**Required work**. Read the records below. Copy each line where the string "subtitle" occurs.

(Records that describe figures)
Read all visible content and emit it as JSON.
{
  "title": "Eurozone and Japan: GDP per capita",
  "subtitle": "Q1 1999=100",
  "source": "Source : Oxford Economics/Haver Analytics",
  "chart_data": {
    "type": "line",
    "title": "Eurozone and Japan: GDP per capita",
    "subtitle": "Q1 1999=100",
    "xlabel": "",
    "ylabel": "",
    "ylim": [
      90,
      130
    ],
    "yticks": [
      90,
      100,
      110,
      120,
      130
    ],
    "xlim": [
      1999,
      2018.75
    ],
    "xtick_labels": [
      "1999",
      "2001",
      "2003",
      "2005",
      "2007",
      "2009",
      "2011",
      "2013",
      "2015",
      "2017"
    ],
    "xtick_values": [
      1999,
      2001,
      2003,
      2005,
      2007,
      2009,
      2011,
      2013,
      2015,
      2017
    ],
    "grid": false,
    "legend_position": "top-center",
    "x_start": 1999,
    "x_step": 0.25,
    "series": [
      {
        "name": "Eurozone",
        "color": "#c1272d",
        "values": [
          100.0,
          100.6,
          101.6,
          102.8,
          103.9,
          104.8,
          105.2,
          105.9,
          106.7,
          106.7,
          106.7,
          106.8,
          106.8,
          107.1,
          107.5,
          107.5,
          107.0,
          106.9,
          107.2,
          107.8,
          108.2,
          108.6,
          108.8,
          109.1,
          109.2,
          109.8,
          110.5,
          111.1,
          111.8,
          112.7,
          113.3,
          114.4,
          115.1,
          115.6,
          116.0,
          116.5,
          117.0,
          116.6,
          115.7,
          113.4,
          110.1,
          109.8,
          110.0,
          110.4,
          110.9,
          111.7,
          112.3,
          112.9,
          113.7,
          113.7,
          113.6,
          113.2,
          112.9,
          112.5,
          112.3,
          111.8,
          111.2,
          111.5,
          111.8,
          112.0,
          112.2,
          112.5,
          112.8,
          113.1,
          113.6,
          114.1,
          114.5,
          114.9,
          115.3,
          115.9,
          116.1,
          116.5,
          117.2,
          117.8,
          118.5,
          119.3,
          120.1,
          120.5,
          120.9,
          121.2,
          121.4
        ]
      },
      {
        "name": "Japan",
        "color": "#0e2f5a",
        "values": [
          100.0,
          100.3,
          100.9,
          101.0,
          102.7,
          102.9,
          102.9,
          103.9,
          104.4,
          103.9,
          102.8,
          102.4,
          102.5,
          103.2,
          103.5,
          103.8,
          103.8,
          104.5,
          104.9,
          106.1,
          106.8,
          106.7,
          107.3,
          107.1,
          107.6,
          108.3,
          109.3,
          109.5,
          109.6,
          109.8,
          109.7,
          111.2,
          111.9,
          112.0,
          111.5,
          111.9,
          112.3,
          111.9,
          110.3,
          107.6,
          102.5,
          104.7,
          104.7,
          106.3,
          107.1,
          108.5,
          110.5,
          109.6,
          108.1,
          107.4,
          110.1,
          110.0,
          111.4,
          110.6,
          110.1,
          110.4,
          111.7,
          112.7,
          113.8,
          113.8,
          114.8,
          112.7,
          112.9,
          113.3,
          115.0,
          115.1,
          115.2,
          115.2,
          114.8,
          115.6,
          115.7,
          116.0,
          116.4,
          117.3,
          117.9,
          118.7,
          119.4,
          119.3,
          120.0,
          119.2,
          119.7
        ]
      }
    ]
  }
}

**Finished answer**.
  "subtitle": "Q1 1999=100",
    "subtitle": "Q1 1999=100",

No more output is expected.